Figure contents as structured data
Start
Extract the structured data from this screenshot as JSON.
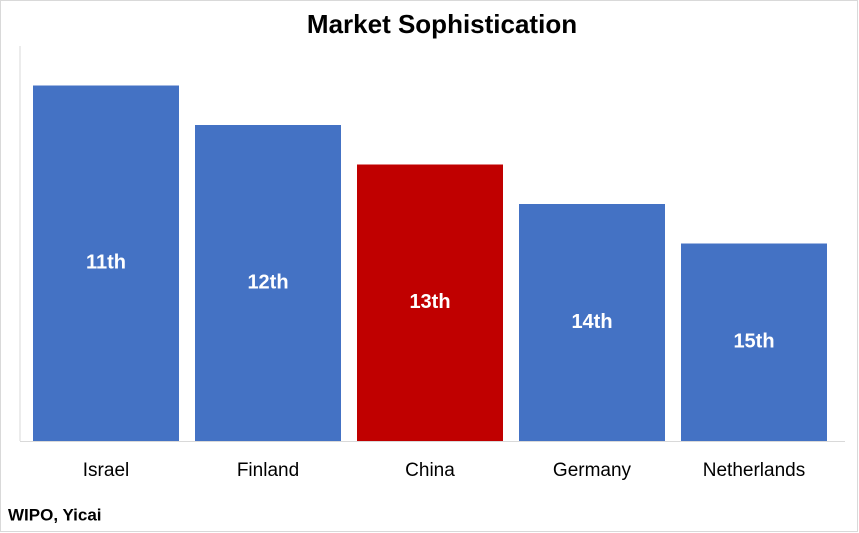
{
  "chart_data": {
    "type": "bar",
    "title": "Market Sophistication",
    "categories": [
      "Israel",
      "Finland",
      "China",
      "Germany",
      "Netherlands"
    ],
    "values": [
      11,
      12,
      13,
      14,
      15
    ],
    "value_labels": [
      "11th",
      "12th",
      "13th",
      "14th",
      "15th"
    ],
    "colors": [
      "#4472c4",
      "#4472c4",
      "#c00000",
      "#4472c4",
      "#4472c4"
    ],
    "ylim": [
      20,
      10
    ],
    "source": "WIPO, Yicai"
  }
}
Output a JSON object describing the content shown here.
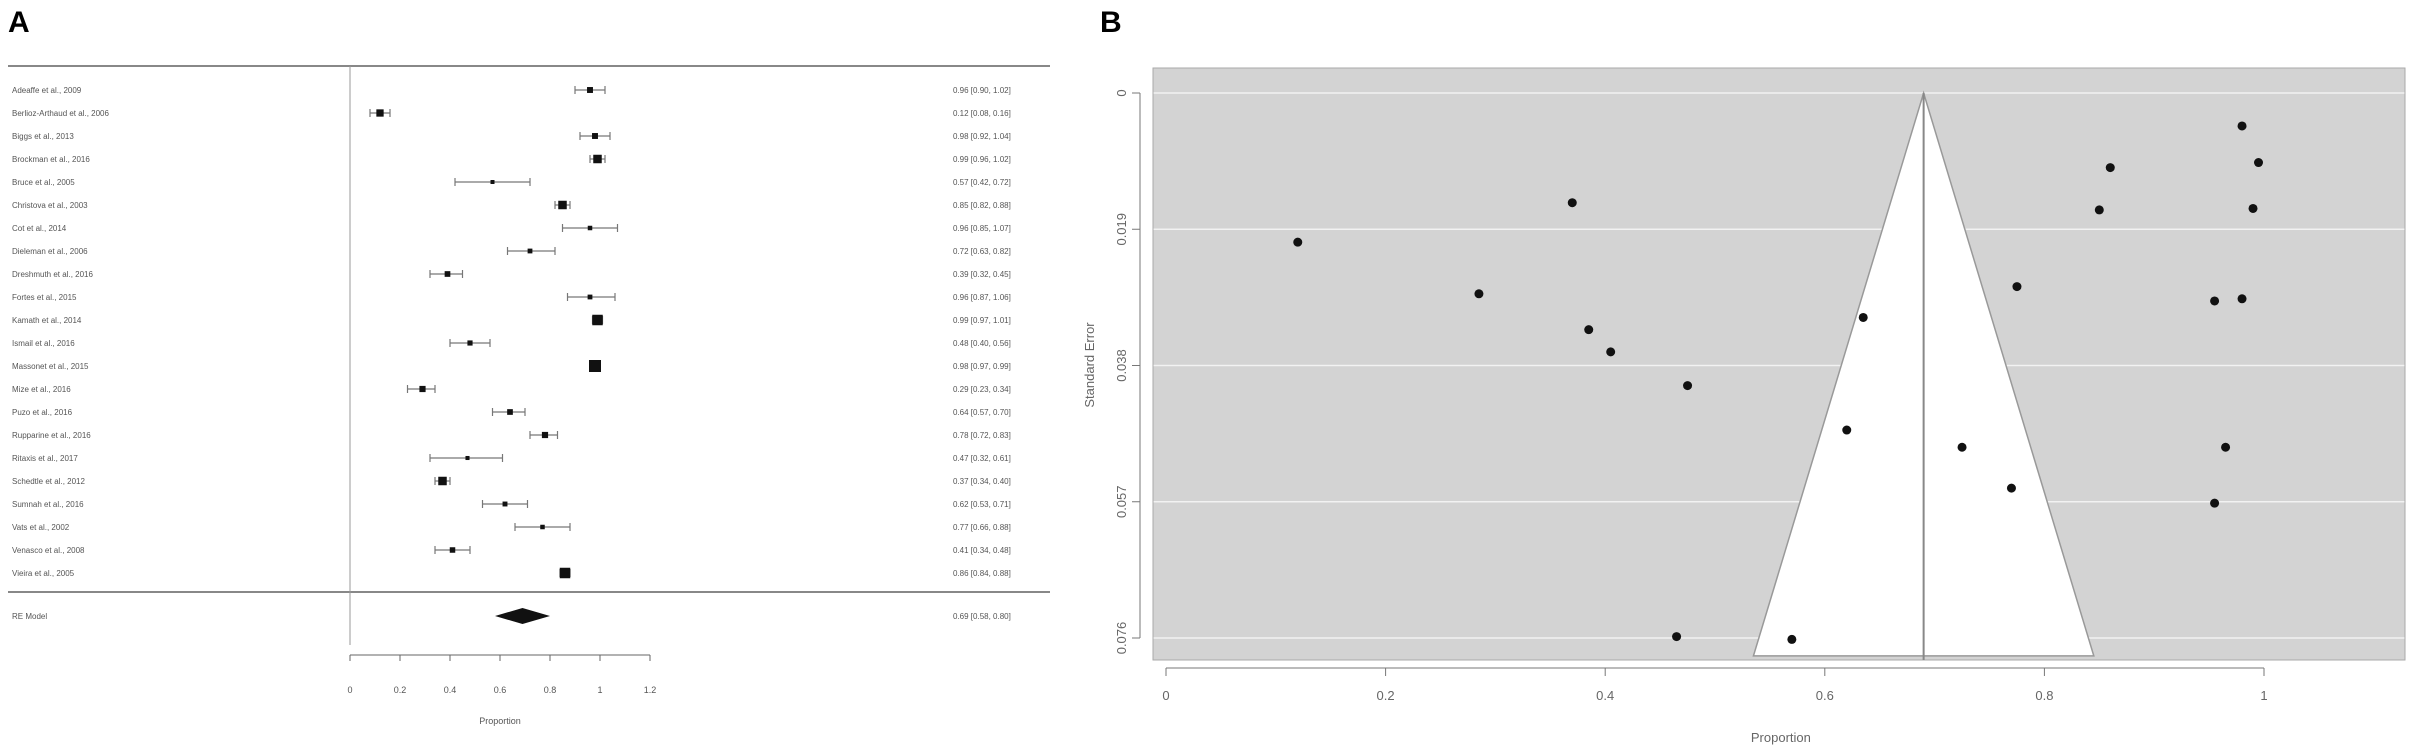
End
▶ Your instructions:
All records should be output exactly, with the pictures left out.

▶ Solution to this problem:
Extract the structured data from this screenshot as JSON.
{
  "chart_data": {
    "type": "bar",
    "title": "Market Sophistication",
    "categories": [
      "Israel",
      "Finland",
      "China",
      "Germany",
      "Netherlands"
    ],
    "values": [
      11,
      12,
      13,
      14,
      15
    ],
    "value_labels": [
      "11th",
      "12th",
      "13th",
      "14th",
      "15th"
    ],
    "colors": [
      "#4472c4",
      "#4472c4",
      "#c00000",
      "#4472c4",
      "#4472c4"
    ],
    "ylim": [
      20,
      10
    ],
    "source": "WIPO, Yicai"
  }
}
Output a JSON object describing the content shown here.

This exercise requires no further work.